Figure record extracts:
-- BEGIN --

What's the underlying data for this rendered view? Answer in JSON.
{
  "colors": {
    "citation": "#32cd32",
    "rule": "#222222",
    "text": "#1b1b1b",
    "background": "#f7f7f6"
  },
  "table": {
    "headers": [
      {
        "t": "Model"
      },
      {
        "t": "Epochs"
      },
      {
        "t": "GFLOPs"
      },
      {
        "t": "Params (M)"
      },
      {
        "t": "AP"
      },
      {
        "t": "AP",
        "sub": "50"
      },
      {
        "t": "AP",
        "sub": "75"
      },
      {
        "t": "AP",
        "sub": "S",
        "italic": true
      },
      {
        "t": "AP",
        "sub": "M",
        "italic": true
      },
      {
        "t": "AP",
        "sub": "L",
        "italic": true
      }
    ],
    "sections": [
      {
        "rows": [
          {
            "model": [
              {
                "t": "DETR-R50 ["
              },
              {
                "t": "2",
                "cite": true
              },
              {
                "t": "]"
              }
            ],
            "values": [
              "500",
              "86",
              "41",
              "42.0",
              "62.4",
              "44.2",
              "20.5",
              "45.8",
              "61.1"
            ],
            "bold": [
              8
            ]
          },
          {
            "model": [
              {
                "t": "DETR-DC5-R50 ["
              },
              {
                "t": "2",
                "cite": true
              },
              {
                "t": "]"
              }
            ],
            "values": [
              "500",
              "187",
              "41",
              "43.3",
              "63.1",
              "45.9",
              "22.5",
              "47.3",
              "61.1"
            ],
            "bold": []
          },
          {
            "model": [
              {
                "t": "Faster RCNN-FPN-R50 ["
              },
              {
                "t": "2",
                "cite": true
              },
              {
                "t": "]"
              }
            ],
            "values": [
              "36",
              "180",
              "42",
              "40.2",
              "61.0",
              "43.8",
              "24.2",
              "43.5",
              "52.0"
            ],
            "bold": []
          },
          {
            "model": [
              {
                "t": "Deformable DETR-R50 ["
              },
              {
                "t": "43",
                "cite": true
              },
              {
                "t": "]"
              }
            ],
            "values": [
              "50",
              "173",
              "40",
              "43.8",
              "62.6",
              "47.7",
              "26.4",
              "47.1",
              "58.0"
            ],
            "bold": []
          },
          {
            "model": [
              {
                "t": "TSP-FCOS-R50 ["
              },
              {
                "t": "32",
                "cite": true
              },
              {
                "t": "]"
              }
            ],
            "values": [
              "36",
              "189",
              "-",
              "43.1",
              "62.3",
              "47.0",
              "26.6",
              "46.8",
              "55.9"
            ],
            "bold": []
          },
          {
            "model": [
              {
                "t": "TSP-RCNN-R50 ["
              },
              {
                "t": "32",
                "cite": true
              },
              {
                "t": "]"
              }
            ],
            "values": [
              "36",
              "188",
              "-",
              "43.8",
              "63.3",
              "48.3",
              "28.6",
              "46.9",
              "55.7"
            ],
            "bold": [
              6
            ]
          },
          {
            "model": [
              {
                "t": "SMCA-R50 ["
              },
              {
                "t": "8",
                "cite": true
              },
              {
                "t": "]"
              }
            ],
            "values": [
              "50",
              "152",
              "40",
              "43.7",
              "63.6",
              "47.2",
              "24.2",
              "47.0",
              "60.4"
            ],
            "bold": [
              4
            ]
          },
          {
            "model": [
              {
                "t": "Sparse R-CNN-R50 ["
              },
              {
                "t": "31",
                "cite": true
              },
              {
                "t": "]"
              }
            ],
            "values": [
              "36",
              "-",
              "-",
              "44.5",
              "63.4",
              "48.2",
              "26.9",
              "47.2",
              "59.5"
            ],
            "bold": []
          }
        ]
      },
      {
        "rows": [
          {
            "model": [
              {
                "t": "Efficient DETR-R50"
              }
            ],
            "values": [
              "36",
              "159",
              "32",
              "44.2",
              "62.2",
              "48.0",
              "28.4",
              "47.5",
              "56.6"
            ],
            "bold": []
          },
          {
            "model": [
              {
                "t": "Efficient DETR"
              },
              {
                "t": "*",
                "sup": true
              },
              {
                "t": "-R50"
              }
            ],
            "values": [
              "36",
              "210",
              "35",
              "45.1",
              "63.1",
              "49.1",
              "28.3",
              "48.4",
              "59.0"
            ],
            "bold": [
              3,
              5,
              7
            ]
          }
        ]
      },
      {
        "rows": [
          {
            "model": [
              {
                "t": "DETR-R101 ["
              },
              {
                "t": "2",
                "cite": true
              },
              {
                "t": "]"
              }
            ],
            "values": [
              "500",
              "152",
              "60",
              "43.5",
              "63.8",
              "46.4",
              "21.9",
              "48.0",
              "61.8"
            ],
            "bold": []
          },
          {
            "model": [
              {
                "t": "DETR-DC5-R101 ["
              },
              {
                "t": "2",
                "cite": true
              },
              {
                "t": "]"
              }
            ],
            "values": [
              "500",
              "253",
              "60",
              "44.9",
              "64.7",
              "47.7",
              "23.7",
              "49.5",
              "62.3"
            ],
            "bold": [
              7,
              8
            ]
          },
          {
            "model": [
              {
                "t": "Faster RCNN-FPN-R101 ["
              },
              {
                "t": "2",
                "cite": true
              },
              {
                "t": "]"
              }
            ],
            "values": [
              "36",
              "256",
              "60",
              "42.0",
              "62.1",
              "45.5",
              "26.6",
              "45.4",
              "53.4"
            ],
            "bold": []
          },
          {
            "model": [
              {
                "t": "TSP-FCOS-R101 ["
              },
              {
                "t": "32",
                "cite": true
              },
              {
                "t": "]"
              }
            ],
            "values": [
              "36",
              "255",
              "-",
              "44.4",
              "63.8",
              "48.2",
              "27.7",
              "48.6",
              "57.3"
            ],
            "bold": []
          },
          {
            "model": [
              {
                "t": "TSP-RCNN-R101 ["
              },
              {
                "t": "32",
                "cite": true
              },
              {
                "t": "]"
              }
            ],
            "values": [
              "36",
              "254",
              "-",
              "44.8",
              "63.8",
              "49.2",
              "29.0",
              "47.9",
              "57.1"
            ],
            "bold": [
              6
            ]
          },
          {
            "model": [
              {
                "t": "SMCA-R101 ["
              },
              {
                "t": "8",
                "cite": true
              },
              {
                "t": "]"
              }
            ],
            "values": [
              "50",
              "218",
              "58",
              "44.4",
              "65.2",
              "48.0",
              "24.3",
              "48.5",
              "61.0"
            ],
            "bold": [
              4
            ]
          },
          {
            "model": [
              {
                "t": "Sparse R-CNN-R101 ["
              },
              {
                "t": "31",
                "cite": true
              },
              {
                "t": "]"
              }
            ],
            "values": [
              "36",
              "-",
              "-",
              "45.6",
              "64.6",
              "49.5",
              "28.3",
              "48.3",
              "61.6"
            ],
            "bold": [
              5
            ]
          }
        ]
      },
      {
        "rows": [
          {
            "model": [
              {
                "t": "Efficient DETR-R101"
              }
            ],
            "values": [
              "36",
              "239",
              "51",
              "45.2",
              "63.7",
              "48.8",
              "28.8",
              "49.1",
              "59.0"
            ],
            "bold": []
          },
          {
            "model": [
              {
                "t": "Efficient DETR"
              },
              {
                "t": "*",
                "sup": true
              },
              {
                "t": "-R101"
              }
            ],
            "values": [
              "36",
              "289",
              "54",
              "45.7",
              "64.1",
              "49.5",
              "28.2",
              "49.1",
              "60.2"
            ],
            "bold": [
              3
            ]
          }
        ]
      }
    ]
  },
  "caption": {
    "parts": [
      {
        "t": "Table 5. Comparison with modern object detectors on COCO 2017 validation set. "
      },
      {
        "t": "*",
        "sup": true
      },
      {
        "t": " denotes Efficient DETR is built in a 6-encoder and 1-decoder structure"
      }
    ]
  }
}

-- END --

#### [EXERCISE INSTRUCTIONS]
Repeat every record, keeping each word and mark exactly as it is.

#### [EXERCISE OUTPUT]
What's the underlying data for this rendered view? Answer in JSON.
{
  "colors": {
    "citation": "#32cd32",
    "rule": "#222222",
    "text": "#1b1b1b",
    "background": "#f7f7f6"
  },
  "table": {
    "headers": [
      {
        "t": "Model"
      },
      {
        "t": "Epochs"
      },
      {
        "t": "GFLOPs"
      },
      {
        "t": "Params (M)"
      },
      {
        "t": "AP"
      },
      {
        "t": "AP",
        "sub": "50"
      },
      {
        "t": "AP",
        "sub": "75"
      },
      {
        "t": "AP",
        "sub": "S",
        "italic": true
      },
      {
        "t": "AP",
        "sub": "M",
        "italic": true
      },
      {
        "t": "AP",
        "sub": "L",
        "italic": true
      }
    ],
    "sections": [
      {
        "rows": [
          {
            "model": [
              {
                "t": "DETR-R50 ["
              },
              {
                "t": "2",
                "cite": true
              },
              {
                "t": "]"
              }
            ],
            "values": [
              "500",
              "86",
              "41",
              "42.0",
              "62.4",
              "44.2",
              "20.5",
              "45.8",
              "61.1"
            ],
            "bold": [
              8
            ]
          },
          {
            "model": [
              {
                "t": "DETR-DC5-R50 ["
              },
              {
                "t": "2",
                "cite": true
              },
              {
                "t": "]"
              }
            ],
            "values": [
              "500",
              "187",
              "41",
              "43.3",
              "63.1",
              "45.9",
              "22.5",
              "47.3",
              "61.1"
            ],
            "bold": []
          },
          {
            "model": [
              {
                "t": "Faster RCNN-FPN-R50 ["
              },
              {
                "t": "2",
                "cite": true
              },
              {
                "t": "]"
              }
            ],
            "values": [
              "36",
              "180",
              "42",
              "40.2",
              "61.0",
              "43.8",
              "24.2",
              "43.5",
              "52.0"
            ],
            "bold": []
          },
          {
            "model": [
              {
                "t": "Deformable DETR-R50 ["
              },
              {
                "t": "43",
                "cite": true
              },
              {
                "t": "]"
              }
            ],
            "values": [
              "50",
              "173",
              "40",
              "43.8",
              "62.6",
              "47.7",
              "26.4",
              "47.1",
              "58.0"
            ],
            "bold": []
          },
          {
            "model": [
              {
                "t": "TSP-FCOS-R50 ["
              },
              {
                "t": "32",
                "cite": true
              },
              {
                "t": "]"
              }
            ],
            "values": [
              "36",
              "189",
              "-",
              "43.1",
              "62.3",
              "47.0",
              "26.6",
              "46.8",
              "55.9"
            ],
            "bold": []
          },
          {
            "model": [
              {
                "t": "TSP-RCNN-R50 ["
              },
              {
                "t": "32",
                "cite": true
              },
              {
                "t": "]"
              }
            ],
            "values": [
              "36",
              "188",
              "-",
              "43.8",
              "63.3",
              "48.3",
              "28.6",
              "46.9",
              "55.7"
            ],
            "bold": [
              6
            ]
          },
          {
            "model": [
              {
                "t": "SMCA-R50 ["
              },
              {
                "t": "8",
                "cite": true
              },
              {
                "t": "]"
              }
            ],
            "values": [
              "50",
              "152",
              "40",
              "43.7",
              "63.6",
              "47.2",
              "24.2",
              "47.0",
              "60.4"
            ],
            "bold": [
              4
            ]
          },
          {
            "model": [
              {
                "t": "Sparse R-CNN-R50 ["
              },
              {
                "t": "31",
                "cite": true
              },
              {
                "t": "]"
              }
            ],
            "values": [
              "36",
              "-",
              "-",
              "44.5",
              "63.4",
              "48.2",
              "26.9",
              "47.2",
              "59.5"
            ],
            "bold": []
          }
        ]
      },
      {
        "rows": [
          {
            "model": [
              {
                "t": "Efficient DETR-R50"
              }
            ],
            "values": [
              "36",
              "159",
              "32",
              "44.2",
              "62.2",
              "48.0",
              "28.4",
              "47.5",
              "56.6"
            ],
            "bold": []
          },
          {
            "model": [
              {
                "t": "Efficient DETR"
              },
              {
                "t": "*",
                "sup": true
              },
              {
                "t": "-R50"
              }
            ],
            "values": [
              "36",
              "210",
              "35",
              "45.1",
              "63.1",
              "49.1",
              "28.3",
              "48.4",
              "59.0"
            ],
            "bold": [
              3,
              5,
              7
            ]
          }
        ]
      },
      {
        "rows": [
          {
            "model": [
              {
                "t": "DETR-R101 ["
              },
              {
                "t": "2",
                "cite": true
              },
              {
                "t": "]"
              }
            ],
            "values": [
              "500",
              "152",
              "60",
              "43.5",
              "63.8",
              "46.4",
              "21.9",
              "48.0",
              "61.8"
            ],
            "bold": []
          },
          {
            "model": [
              {
                "t": "DETR-DC5-R101 ["
              },
              {
                "t": "2",
                "cite": true
              },
              {
                "t": "]"
              }
            ],
            "values": [
              "500",
              "253",
              "60",
              "44.9",
              "64.7",
              "47.7",
              "23.7",
              "49.5",
              "62.3"
            ],
            "bold": [
              7,
              8
            ]
          },
          {
            "model": [
              {
                "t": "Faster RCNN-FPN-R101 ["
              },
              {
                "t": "2",
                "cite": true
              },
              {
                "t": "]"
              }
            ],
            "values": [
              "36",
              "256",
              "60",
              "42.0",
              "62.1",
              "45.5",
              "26.6",
              "45.4",
              "53.4"
            ],
            "bold": []
          },
          {
            "model": [
              {
                "t": "TSP-FCOS-R101 ["
              },
              {
                "t": "32",
                "cite": true
              },
              {
                "t": "]"
              }
            ],
            "values": [
              "36",
              "255",
              "-",
              "44.4",
              "63.8",
              "48.2",
              "27.7",
              "48.6",
              "57.3"
            ],
            "bold": []
          },
          {
            "model": [
              {
                "t": "TSP-RCNN-R101 ["
              },
              {
                "t": "32",
                "cite": true
              },
              {
                "t": "]"
              }
            ],
            "values": [
              "36",
              "254",
              "-",
              "44.8",
              "63.8",
              "49.2",
              "29.0",
              "47.9",
              "57.1"
            ],
            "bold": [
              6
            ]
          },
          {
            "model": [
              {
                "t": "SMCA-R101 ["
              },
              {
                "t": "8",
                "cite": true
              },
              {
                "t": "]"
              }
            ],
            "values": [
              "50",
              "218",
              "58",
              "44.4",
              "65.2",
              "48.0",
              "24.3",
              "48.5",
              "61.0"
            ],
            "bold": [
              4
            ]
          },
          {
            "model": [
              {
                "t": "Sparse R-CNN-R101 ["
              },
              {
                "t": "31",
                "cite": true
              },
              {
                "t": "]"
              }
            ],
            "values": [
              "36",
              "-",
              "-",
              "45.6",
              "64.6",
              "49.5",
              "28.3",
              "48.3",
              "61.6"
            ],
            "bold": [
              5
            ]
          }
        ]
      },
      {
        "rows": [
          {
            "model": [
              {
                "t": "Efficient DETR-R101"
              }
            ],
            "values": [
              "36",
              "239",
              "51",
              "45.2",
              "63.7",
              "48.8",
              "28.8",
              "49.1",
              "59.0"
            ],
            "bold": []
          },
          {
            "model": [
              {
                "t": "Efficient DETR"
              },
              {
                "t": "*",
                "sup": true
              },
              {
                "t": "-R101"
              }
            ],
            "values": [
              "36",
              "289",
              "54",
              "45.7",
              "64.1",
              "49.5",
              "28.2",
              "49.1",
              "60.2"
            ],
            "bold": [
              3
            ]
          }
        ]
      }
    ]
  },
  "caption": {
    "parts": [
      {
        "t": "Table 5. Comparison with modern object detectors on COCO 2017 validation set. "
      },
      {
        "t": "*",
        "sup": true
      },
      {
        "t": " denotes Efficient DETR is built in a 6-encoder and 1-decoder structure"
      }
    ]
  }
}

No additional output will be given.